### [AIM]
Omit the images. Copy each entry word for word.

### [SUPPLIED MATERIAL]
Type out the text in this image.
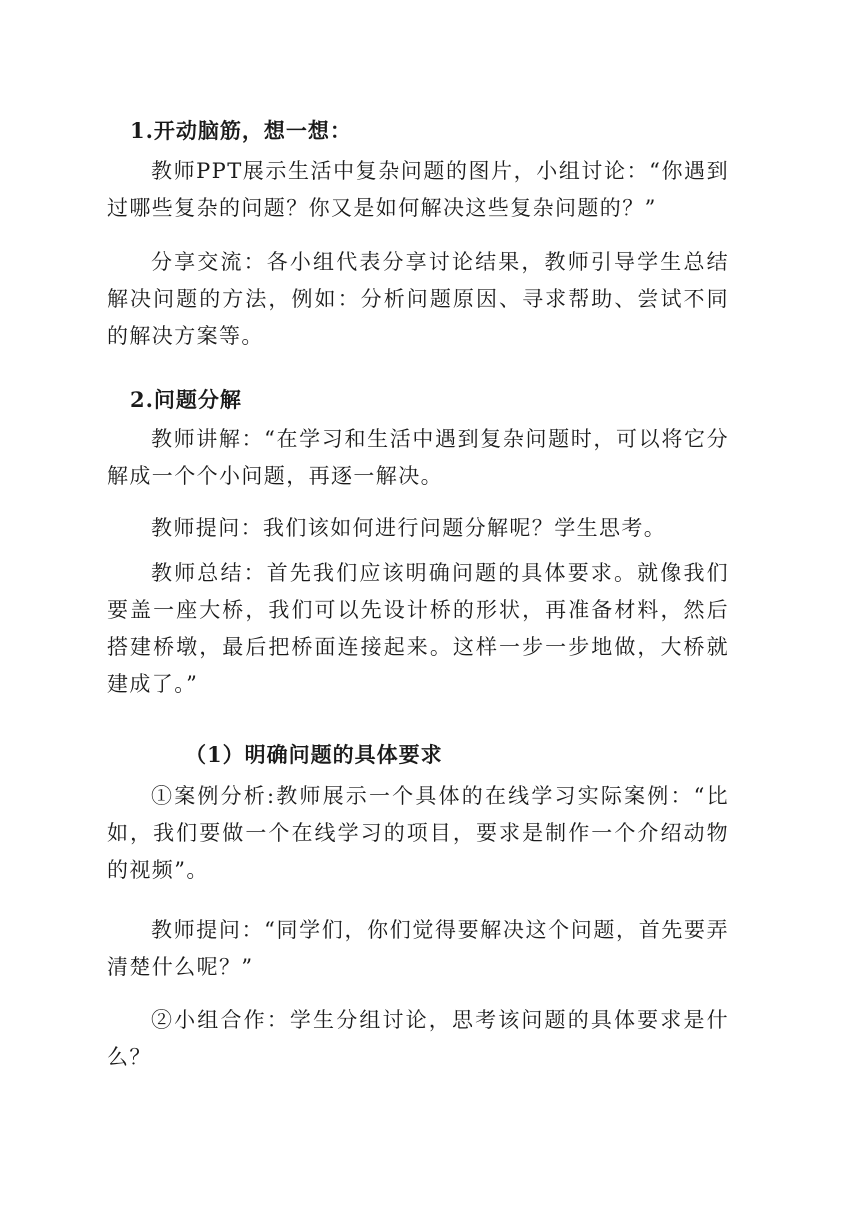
1.开动脑筋，想一想：

教师PPT展示生活中复杂问题的图片，小组讨论：“你遇到过哪些复杂的问题？你又是如何解决这些复杂问题的？”

分享交流：各小组代表分享讨论结果，教师引导学生总结解决问题的方法，例如：分析问题原因、寻求帮助、尝试不同的解决方案等。

2.问题分解

教师讲解：“在学习和生活中遇到复杂问题时，可以将它分解成一个个小问题，再逐一解决。

教师提问：我们该如何进行问题分解呢？学生思考。

教师总结：首先我们应该明确问题的具体要求。就像我们要盖一座大桥，我们可以先设计桥的形状，再准备材料，然后搭建桥墩，最后把桥面连接起来。这样一步一步地做，大桥就建成了。”

（1）明确问题的具体要求

①案例分析:教师展示一个具体的在线学习实际案例：“比如，我们要做一个在线学习的项目，要求是制作一个介绍动物的视频”。

教师提问：“同学们，你们觉得要解决这个问题，首先要弄清楚什么呢？”

②小组合作：学生分组讨论，思考该问题的具体要求是什么？
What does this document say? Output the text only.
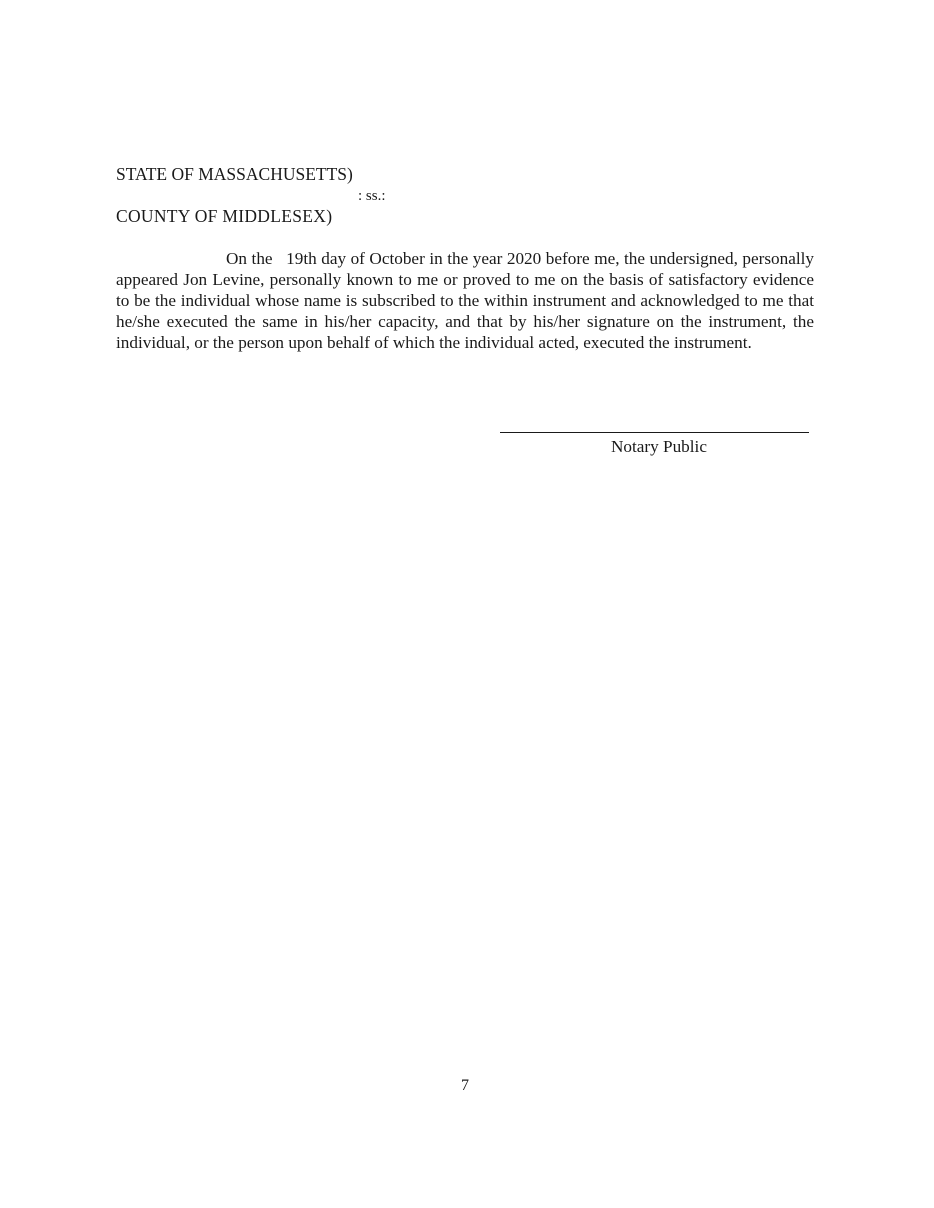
STATE OF MASSACHUSETTS)
: ss.:
COUNTY OF MIDDLESEX)

On the   19th day of October in the year 2020 before me, the undersigned, personally appeared Jon Levine, personally known to me or proved to me on the basis of satisfactory evidence to be the individual whose name is subscribed to the within instrument and acknowledged to me that he/she executed the same in his/her capacity, and that by his/her signature on the instrument, the individual, or the person upon behalf of which the individual acted, executed the instrument.

Notary Public
7
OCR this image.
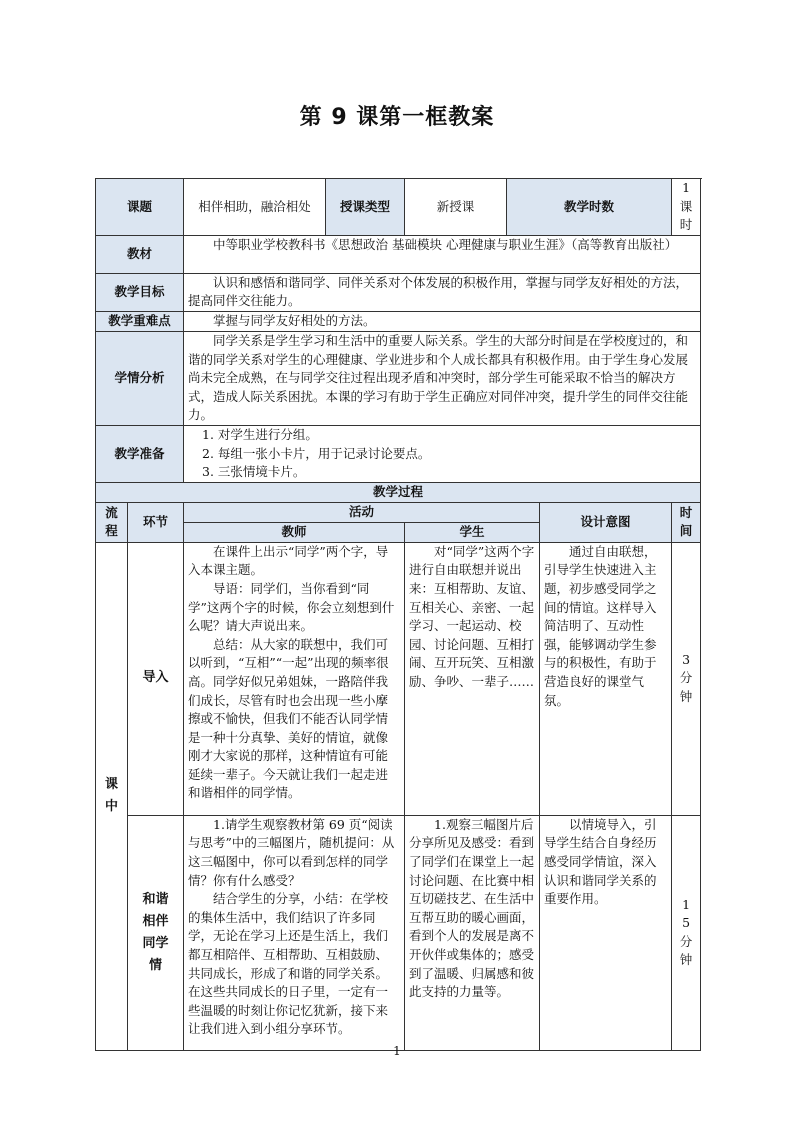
第 9 课第一框教案
课题		相伴相助，融洽相处	授课类型	新授课	教学时数		1 课时
教材		中等职业学校教科书《思想政治 基础模块 心理健康与职业生涯》（高等教育出版社）					
教学目标		认识和感悟和谐同学、同伴关系对个体发展的积极作用，掌握与同学友好相处的方法，提高同伴交往能力。					
教学重难点		掌握与同学友好相处的方法。					
学情分析		同学关系是学生学习和生活中的重要人际关系。学生的大部分时间是在学校度过的，和谐的同学关系对学生的心理健康、学业进步和个人成长都具有积极作用。由于学生身心发展尚未完全成熟，在与同学交往过程出现矛盾和冲突时，部分学生可能采取不恰当的解决方式，造成人际关系困扰。本课的学习有助于学生正确应对同伴冲突，提升学生的同伴交往能力。					
教学准备		1. 对学生进行分组。

2. 每组一张小卡片，用于记录讨论要点。

3. 三张情境卡片。					

教学过程							
流程	环节	活动				设计意图	时间
		教师		学生			
课中	导入	在课件上出示“同学”两个字，导入本课主题。

导语：同学们，当你看到“同学”这两个字的时候，你会立刻想到什么呢？请大声说出来。

总结：从大家的联想中，我们可以听到，“互相”“一起”出现的频率很高。同学好似兄弟姐妹，一路陪伴我们成长，尽管有时也会出现一些小摩擦或不愉快，但我们不能否认同学情是一种十分真挚、美好的情谊，就像刚才大家说的那样，这种情谊有可能延续一辈子。今天就让我们一起走进和谐相伴的同学情。		对“同学”这两个字进行自由联想并说出来：互相帮助、友谊、互相关心、亲密、一起学习、一起运动、校园、讨论问题、互相打闹、互开玩笑、互相激励、争吵、一辈子……		通过自由联想，引导学生快速进入主题，初步感受同学之间的情谊。这样导入简洁明了、互动性强，能够调动学生参与的积极性，有助于营造良好的课堂气氛。	3分钟
	和谐相伴同学情	1.请学生观察教材第 69 页“阅读与思考”中的三幅图片，随机提问：从这三幅图中，你可以看到怎样的同学情？你有什么感受？

结合学生的分享，小结：在学校的集体生活中，我们结识了许多同学，无论在学习上还是生活上，我们都互相陪伴、互相帮助、互相鼓励、共同成长，形成了和谐的同学关系。在这些共同成长的日子里，一定有一些温暖的时刻让你记忆犹新，接下来让我们进入到小组分享环节。		1.观察三幅图片后分享所见及感受：看到了同学们在课堂上一起讨论问题、在比赛中相互切磋技艺、在生活中互帮互助的暖心画面，看到个人的发展是离不开伙伴或集体的；感受到了温暖、归属感和彼此支持的力量等。		以情境导入，引导学生结合自身经历感受同学情谊，深入认识和谐同学关系的重要作用。	15分钟
1
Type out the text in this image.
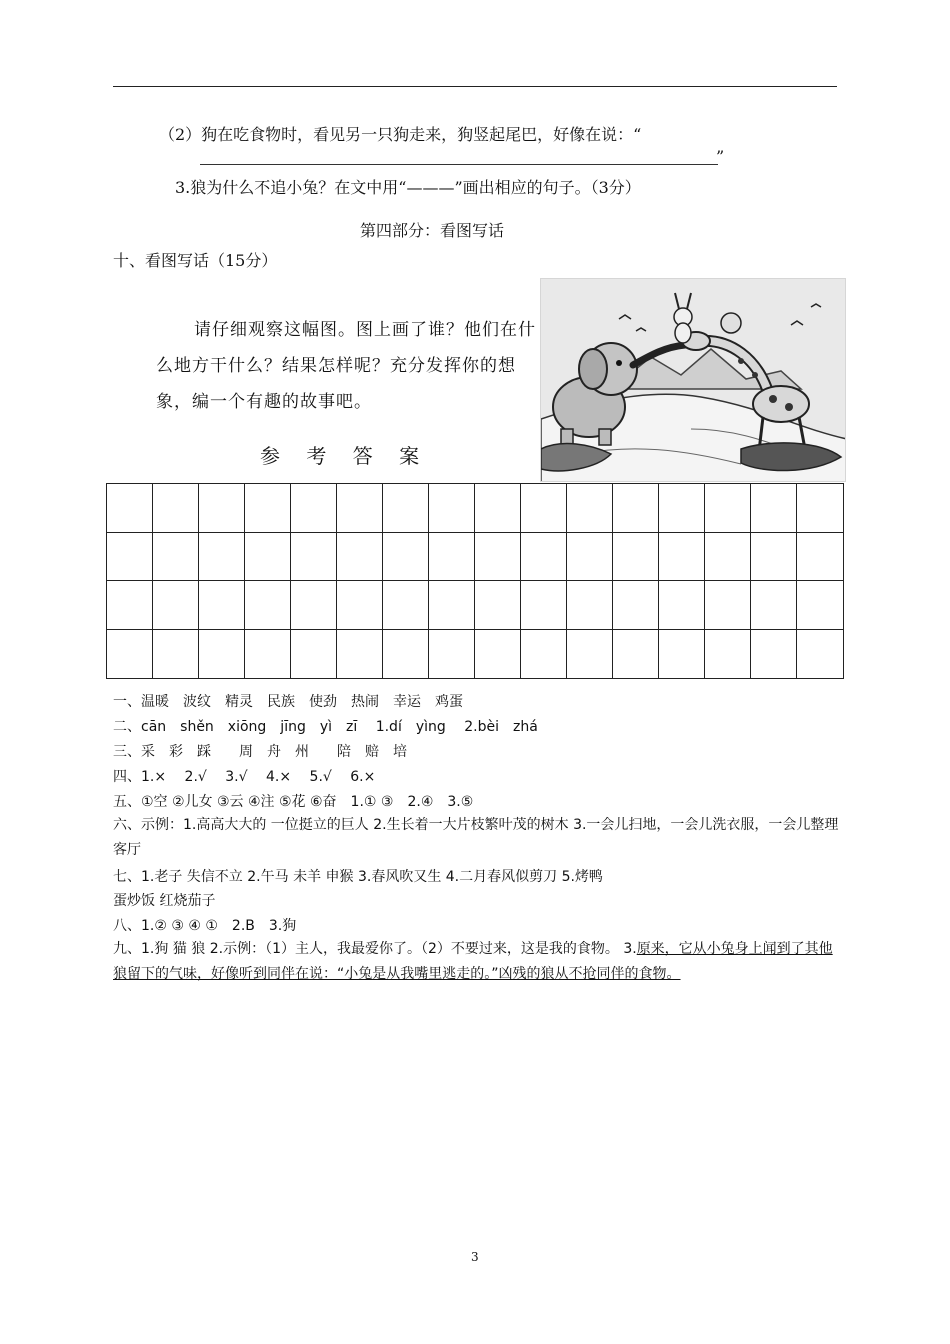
（2）狗在吃食物时，看见另一只狗走来，狗竖起尾巴，好像在说：“
”
3.狼为什么不追小兔？在文中用“———”画出相应的句子。（3分）
第四部分：看图写话
十、看图写话（15分）
请仔细观察这幅图。图上画了谁？他们在什么地方干什么？结果怎样呢？充分发挥你的想象，编一个有趣的故事吧。
参 考 答 案
一、温暖　波纹　精灵　民族　使劲　热闹　幸运　鸡蛋
二、cān　shěn　xiōng　jīng　yì　zī　 1.dí　yìng　 2.bèi　zhá
三、采　彩　踩　　周　舟　州　　陪　赔　培
四、1.×　 2.√　 3.√　 4.×　 5.√　 6.×
五、①空 ②儿女 ③云 ④注 ⑤花 ⑥奋　1.① ③　2.④　3.⑤
六、示例：1.高高大大的 一位挺立的巨人 2.生长着一大片枝繁叶茂的树木 3.一会儿扫地，一会儿洗衣服，一会儿整理客厅
七、1.老子 失信不立 2.午马 未羊 申猴 3.春风吹又生 4.二月春风似剪刀 5.烤鸭
蛋炒饭 红烧茄子
八、1.② ③ ④ ①　2.B　3.狗
九、1.狗 猫 狼 2.示例：（1）主人，我最爱你了。（2）不要过来，这是我的食物。 3.原来，它从小兔身上闻到了其他狼留下的气味，好像听到同伴在说：“小兔是从我嘴里逃走的。”凶残的狼从不抢同伴的食物。
3
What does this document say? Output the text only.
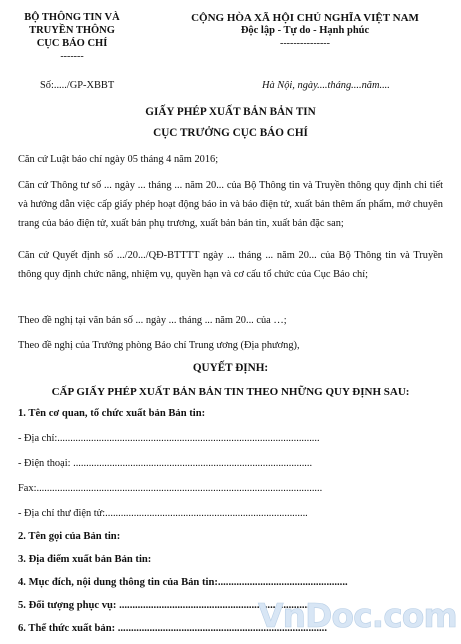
BỘ THÔNG TIN VÀ
TRUYỀN THÔNG
CỤC BÁO CHÍ
-------
CỘNG HÒA XÃ HỘI CHỦ NGHĨA VIỆT NAM
Độc lập - Tự do - Hạnh phúc
---------------
Số:...../GP-XBBT	Hà Nội, ngày....tháng....năm....
GIẤY PHÉP XUẤT BẢN BẢN TIN
CỤC TRƯỞNG CỤC BÁO CHÍ
Căn cứ Luật báo chí ngày 05 tháng 4 năm 2016;
Căn cứ Thông tư số ... ngày ... tháng ... năm 20... của Bộ Thông tin và Truyền thông quy định chi tiết và hướng dẫn việc cấp giấy phép hoạt động báo in và báo điện tử, xuất bản thêm ấn phẩm, mở chuyên trang của báo điện tử, xuất bản phụ trương, xuất bản bản tin, xuất bản đặc san;
Căn cứ Quyết định số .../20.../QĐ-BTTTT ngày ... tháng ... năm 20... của Bộ Thông tin và Truyền thông quy định chức năng, nhiệm vụ, quyền hạn và cơ cấu tổ chức của Cục Báo chí;
Theo đề nghị tại văn bản số ... ngày ... tháng ... năm 20... của …;
Theo đề nghị của Trưởng phòng Báo chí Trung ương (Địa phương),
QUYẾT ĐỊNH:
CẤP GIẤY PHÉP XUẤT BẢN BẢN TIN THEO NHỮNG QUY ĐỊNH SAU:
1. Tên cơ quan, tổ chức xuất bản Bản tin:
- Địa chỉ:.....................................................................................................
- Điện thoại: ............................................................................................
Fax:..............................................................................................................
- Địa chỉ thư điện tử:..............................................................................
2. Tên gọi của Bản tin:
3. Địa điểm xuất bản Bản tin:
4. Mục đích, nội dung thông tin của Bản tin:.................................................
5. Đối tượng phục vụ: ..............................................................................
6. Thể thức xuất bản: ...............................................................................
VnDoc.com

### [TASK RESPONSE]
Type out the text in this image.
1.开动脑筋，想一想：

教师PPT展示生活中复杂问题的图片，小组讨论：“你遇到过哪些复杂的问题？你又是如何解决这些复杂问题的？”

分享交流：各小组代表分享讨论结果，教师引导学生总结解决问题的方法，例如：分析问题原因、寻求帮助、尝试不同的解决方案等。

2.问题分解

教师讲解：“在学习和生活中遇到复杂问题时，可以将它分解成一个个小问题，再逐一解决。

教师提问：我们该如何进行问题分解呢？学生思考。

教师总结：首先我们应该明确问题的具体要求。就像我们要盖一座大桥，我们可以先设计桥的形状，再准备材料，然后搭建桥墩，最后把桥面连接起来。这样一步一步地做，大桥就建成了。”

（1）明确问题的具体要求

①案例分析:教师展示一个具体的在线学习实际案例：“比如，我们要做一个在线学习的项目，要求是制作一个介绍动物的视频”。

教师提问：“同学们，你们觉得要解决这个问题，首先要弄清楚什么呢？”

②小组合作：学生分组讨论，思考该问题的具体要求是什么？
What does this document say? Output the text only.
STATE OF MASSACHUSETTS)
: ss.:
COUNTY OF MIDDLESEX)

On the   19th day of October in the year 2020 before me, the undersigned, personally appeared Jon Levine, personally known to me or proved to me on the basis of satisfactory evidence to be the individual whose name is subscribed to the within instrument and acknowledged to me that he/she executed the same in his/her capacity, and that by his/her signature on the instrument, the individual, or the person upon behalf of which the individual acted, executed the instrument.

Notary Public
7
OCR this image.
第 9 课第一框教案
课题		相伴相助，融洽相处	授课类型	新授课	教学时数		1 课时
教材		中等职业学校教科书《思想政治 基础模块 心理健康与职业生涯》（高等教育出版社）					
教学目标		认识和感悟和谐同学、同伴关系对个体发展的积极作用，掌握与同学友好相处的方法，提高同伴交往能力。					
教学重难点		掌握与同学友好相处的方法。					
学情分析		同学关系是学生学习和生活中的重要人际关系。学生的大部分时间是在学校度过的，和谐的同学关系对学生的心理健康、学业进步和个人成长都具有积极作用。由于学生身心发展尚未完全成熟，在与同学交往过程出现矛盾和冲突时，部分学生可能采取不恰当的解决方式，造成人际关系困扰。本课的学习有助于学生正确应对同伴冲突，提升学生的同伴交往能力。					
教学准备		1. 对学生进行分组。

2. 每组一张小卡片，用于记录讨论要点。

3. 三张情境卡片。					

教学过程							
流程	环节	活动				设计意图	时间
		教师		学生			
课中	导入	在课件上出示“同学”两个字，导入本课主题。

导语：同学们，当你看到“同学”这两个字的时候，你会立刻想到什么呢？请大声说出来。

总结：从大家的联想中，我们可以听到，“互相”“一起”出现的频率很高。同学好似兄弟姐妹，一路陪伴我们成长，尽管有时也会出现一些小摩擦或不愉快，但我们不能否认同学情是一种十分真挚、美好的情谊，就像刚才大家说的那样，这种情谊有可能延续一辈子。今天就让我们一起走进和谐相伴的同学情。		对“同学”这两个字进行自由联想并说出来：互相帮助、友谊、互相关心、亲密、一起学习、一起运动、校园、讨论问题、互相打闹、互开玩笑、互相激励、争吵、一辈子……		通过自由联想，引导学生快速进入主题，初步感受同学之间的情谊。这样导入简洁明了、互动性强，能够调动学生参与的积极性，有助于营造良好的课堂气氛。	3分钟
	和谐相伴同学情	1.请学生观察教材第 69 页“阅读与思考”中的三幅图片，随机提问：从这三幅图中，你可以看到怎样的同学情？你有什么感受？

结合学生的分享，小结：在学校的集体生活中，我们结识了许多同学，无论在学习上还是生活上，我们都互相陪伴、互相帮助、互相鼓励、共同成长，形成了和谐的同学关系。在这些共同成长的日子里，一定有一些温暖的时刻让你记忆犹新，接下来让我们进入到小组分享环节。		1.观察三幅图片后分享所见及感受：看到了同学们在课堂上一起讨论问题、在比赛中相互切磋技艺、在生活中互帮互助的暖心画面，看到个人的发展是离不开伙伴或集体的；感受到了温暖、归属感和彼此支持的力量等。		以情境导入，引导学生结合自身经历感受同学情谊，深入认识和谐同学关系的重要作用。	15分钟
1
Type out the text in this image.
（2）狗在吃食物时，看见另一只狗走来，狗竖起尾巴，好像在说：“
”
3.狼为什么不追小兔？在文中用“———”画出相应的句子。（3分）
第四部分：看图写话
十、看图写话（15分）
请仔细观察这幅图。图上画了谁？他们在什么地方干什么？结果怎样呢？充分发挥你的想象，编一个有趣的故事吧。
参 考 答 案
一、温暖　波纹　精灵　民族　使劲　热闹　幸运　鸡蛋
二、cān　shěn　xiōng　jīng　yì　zī　 1.dí　yìng　 2.bèi　zhá
三、采　彩　踩　　周　舟　州　　陪　赔　培
四、1.×　 2.√　 3.√　 4.×　 5.√　 6.×
五、①空 ②儿女 ③云 ④注 ⑤花 ⑥奋　1.① ③　2.④　3.⑤
六、示例：1.高高大大的 一位挺立的巨人 2.生长着一大片枝繁叶茂的树木 3.一会儿扫地，一会儿洗衣服，一会儿整理客厅
七、1.老子 失信不立 2.午马 未羊 申猴 3.春风吹又生 4.二月春风似剪刀 5.烤鸭
蛋炒饭 红烧茄子
八、1.② ③ ④ ①　2.B　3.狗
九、1.狗 猫 狼 2.示例：（1）主人，我最爱你了。（2）不要过来，这是我的食物。 3.原来，它从小兔身上闻到了其他狼留下的气味，好像听到同伴在说：“小兔是从我嘴里逃走的。”凶残的狼从不抢同伴的食物。
3
What does this document say? Output the text only.
BỘ THÔNG TIN VÀ
TRUYỀN THÔNG
CỤC BÁO CHÍ
-------
CỘNG HÒA XÃ HỘI CHỦ NGHĨA VIỆT NAM
Độc lập - Tự do - Hạnh phúc
---------------
Số:...../GP-XBBT	Hà Nội, ngày....tháng....năm....
GIẤY PHÉP XUẤT BẢN BẢN TIN
CỤC TRƯỞNG CỤC BÁO CHÍ
Căn cứ Luật báo chí ngày 05 tháng 4 năm 2016;
Căn cứ Thông tư số ... ngày ... tháng ... năm 20... của Bộ Thông tin và Truyền thông quy định chi tiết và hướng dẫn việc cấp giấy phép hoạt động báo in và báo điện tử, xuất bản thêm ấn phẩm, mở chuyên trang của báo điện tử, xuất bản phụ trương, xuất bản bản tin, xuất bản đặc san;
Căn cứ Quyết định số .../20.../QĐ-BTTTT ngày ... tháng ... năm 20... của Bộ Thông tin và Truyền thông quy định chức năng, nhiệm vụ, quyền hạn và cơ cấu tổ chức của Cục Báo chí;
Theo đề nghị tại văn bản số ... ngày ... tháng ... năm 20... của …;
Theo đề nghị của Trưởng phòng Báo chí Trung ương (Địa phương),
QUYẾT ĐỊNH:
CẤP GIẤY PHÉP XUẤT BẢN BẢN TIN THEO NHỮNG QUY ĐỊNH SAU:
1. Tên cơ quan, tổ chức xuất bản Bản tin:
- Địa chỉ:.....................................................................................................
- Điện thoại: ............................................................................................
Fax:..............................................................................................................
- Địa chỉ thư điện tử:..............................................................................
2. Tên gọi của Bản tin:
3. Địa điểm xuất bản Bản tin:
4. Mục đích, nội dung thông tin của Bản tin:.................................................
5. Đối tượng phục vụ: ..............................................................................
6. Thể thức xuất bản: ...............................................................................
VnDoc.com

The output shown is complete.